-- Written problem --
Looking at the listing, state how many of its lines contain the string "acutula". Write only the number.

— Begin Data to process —

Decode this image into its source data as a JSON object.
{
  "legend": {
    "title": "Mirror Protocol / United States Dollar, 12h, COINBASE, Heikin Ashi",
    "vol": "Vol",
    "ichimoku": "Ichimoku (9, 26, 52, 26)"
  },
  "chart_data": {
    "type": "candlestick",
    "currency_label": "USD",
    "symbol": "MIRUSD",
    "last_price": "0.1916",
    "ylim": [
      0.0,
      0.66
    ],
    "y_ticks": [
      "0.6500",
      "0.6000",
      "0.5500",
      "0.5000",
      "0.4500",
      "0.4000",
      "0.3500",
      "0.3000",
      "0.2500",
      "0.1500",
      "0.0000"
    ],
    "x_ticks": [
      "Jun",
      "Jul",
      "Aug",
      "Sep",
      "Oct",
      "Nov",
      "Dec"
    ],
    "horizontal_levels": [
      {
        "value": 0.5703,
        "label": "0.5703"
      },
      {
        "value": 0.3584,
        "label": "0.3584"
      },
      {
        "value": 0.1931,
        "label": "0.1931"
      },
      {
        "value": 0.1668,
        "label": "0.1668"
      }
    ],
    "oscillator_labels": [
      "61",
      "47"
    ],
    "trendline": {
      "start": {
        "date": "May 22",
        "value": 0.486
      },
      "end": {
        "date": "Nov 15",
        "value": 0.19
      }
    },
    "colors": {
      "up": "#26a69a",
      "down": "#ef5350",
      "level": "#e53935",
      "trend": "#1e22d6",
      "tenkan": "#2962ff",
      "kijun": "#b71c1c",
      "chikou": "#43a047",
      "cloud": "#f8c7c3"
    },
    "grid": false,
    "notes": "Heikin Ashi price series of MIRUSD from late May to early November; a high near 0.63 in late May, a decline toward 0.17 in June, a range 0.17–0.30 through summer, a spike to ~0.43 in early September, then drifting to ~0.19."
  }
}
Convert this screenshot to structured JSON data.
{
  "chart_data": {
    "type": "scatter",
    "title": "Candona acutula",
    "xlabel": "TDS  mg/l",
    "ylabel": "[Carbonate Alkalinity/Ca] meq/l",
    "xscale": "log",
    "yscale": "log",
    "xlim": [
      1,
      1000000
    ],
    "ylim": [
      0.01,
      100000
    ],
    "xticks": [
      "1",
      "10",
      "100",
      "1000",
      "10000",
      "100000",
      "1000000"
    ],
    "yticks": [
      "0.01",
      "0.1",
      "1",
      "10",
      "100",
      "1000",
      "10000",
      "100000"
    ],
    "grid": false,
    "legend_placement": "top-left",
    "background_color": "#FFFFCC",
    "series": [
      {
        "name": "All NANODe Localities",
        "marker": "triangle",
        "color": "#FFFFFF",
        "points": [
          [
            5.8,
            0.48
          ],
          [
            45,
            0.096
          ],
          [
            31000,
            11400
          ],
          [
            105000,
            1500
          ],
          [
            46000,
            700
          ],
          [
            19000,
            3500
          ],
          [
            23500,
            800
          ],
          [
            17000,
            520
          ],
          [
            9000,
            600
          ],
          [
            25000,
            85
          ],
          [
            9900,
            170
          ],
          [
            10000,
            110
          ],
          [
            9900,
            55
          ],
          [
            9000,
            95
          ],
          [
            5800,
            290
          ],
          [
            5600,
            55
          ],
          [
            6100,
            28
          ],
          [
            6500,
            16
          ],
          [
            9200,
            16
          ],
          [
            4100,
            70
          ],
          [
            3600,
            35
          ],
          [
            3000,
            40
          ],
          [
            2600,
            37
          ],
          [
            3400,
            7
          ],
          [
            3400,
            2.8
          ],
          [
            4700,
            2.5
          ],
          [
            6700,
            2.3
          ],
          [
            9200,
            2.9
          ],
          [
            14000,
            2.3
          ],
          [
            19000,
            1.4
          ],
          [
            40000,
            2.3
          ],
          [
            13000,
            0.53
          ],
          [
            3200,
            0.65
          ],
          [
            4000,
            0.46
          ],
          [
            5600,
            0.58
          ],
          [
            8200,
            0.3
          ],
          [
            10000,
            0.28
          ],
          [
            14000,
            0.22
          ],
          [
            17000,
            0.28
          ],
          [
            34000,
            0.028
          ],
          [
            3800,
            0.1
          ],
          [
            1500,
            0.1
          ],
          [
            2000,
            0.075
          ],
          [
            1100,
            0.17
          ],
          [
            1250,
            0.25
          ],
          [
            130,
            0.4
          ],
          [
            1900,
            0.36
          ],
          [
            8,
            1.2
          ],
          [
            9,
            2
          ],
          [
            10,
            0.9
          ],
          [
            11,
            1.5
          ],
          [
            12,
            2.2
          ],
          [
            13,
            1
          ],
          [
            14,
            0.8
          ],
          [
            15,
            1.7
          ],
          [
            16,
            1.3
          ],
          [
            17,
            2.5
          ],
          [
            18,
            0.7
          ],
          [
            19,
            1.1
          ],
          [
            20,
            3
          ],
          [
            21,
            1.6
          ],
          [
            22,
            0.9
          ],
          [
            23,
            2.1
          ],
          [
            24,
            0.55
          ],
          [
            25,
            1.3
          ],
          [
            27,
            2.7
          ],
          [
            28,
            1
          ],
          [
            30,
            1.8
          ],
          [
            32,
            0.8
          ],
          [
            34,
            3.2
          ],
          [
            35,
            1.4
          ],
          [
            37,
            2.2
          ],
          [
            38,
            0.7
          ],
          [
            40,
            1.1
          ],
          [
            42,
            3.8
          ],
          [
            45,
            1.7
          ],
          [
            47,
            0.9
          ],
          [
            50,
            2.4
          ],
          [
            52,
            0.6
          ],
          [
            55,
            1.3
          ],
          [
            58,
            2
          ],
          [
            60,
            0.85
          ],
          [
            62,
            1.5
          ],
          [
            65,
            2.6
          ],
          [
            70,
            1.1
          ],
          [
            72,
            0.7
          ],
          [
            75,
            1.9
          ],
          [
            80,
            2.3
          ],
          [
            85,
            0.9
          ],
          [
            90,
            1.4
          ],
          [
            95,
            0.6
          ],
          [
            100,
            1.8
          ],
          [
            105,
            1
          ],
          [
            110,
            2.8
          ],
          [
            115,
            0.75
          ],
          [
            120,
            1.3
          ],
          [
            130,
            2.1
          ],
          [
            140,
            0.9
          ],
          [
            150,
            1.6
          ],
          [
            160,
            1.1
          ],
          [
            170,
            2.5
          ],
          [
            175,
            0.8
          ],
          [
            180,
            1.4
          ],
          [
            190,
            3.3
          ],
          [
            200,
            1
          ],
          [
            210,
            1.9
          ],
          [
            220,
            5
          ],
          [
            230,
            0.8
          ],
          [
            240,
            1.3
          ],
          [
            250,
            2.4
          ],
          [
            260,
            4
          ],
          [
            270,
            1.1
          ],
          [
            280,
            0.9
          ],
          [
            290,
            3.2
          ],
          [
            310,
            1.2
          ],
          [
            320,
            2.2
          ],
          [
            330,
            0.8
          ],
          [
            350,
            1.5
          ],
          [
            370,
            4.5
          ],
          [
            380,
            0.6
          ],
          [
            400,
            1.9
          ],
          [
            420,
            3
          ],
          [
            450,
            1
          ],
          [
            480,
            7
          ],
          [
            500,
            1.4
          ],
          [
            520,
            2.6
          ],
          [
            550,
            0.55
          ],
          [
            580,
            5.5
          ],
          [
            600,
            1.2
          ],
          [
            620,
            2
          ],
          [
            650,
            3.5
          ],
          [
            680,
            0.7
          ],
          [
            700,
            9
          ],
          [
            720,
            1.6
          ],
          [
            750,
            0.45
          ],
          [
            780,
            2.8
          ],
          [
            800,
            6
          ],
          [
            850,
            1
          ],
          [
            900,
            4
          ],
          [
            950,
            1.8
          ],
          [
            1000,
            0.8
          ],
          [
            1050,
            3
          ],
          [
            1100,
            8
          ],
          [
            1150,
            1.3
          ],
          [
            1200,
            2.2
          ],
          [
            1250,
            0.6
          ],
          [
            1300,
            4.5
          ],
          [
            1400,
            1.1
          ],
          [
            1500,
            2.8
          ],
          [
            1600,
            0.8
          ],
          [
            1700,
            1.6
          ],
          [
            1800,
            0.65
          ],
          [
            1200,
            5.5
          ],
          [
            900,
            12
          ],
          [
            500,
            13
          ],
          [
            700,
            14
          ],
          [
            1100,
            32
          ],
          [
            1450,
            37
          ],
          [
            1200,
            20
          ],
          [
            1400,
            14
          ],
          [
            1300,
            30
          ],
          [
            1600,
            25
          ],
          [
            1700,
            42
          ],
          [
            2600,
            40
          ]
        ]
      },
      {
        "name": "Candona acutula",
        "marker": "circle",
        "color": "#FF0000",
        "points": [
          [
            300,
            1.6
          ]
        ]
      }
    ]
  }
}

— End Data to process —

-- Full response --
2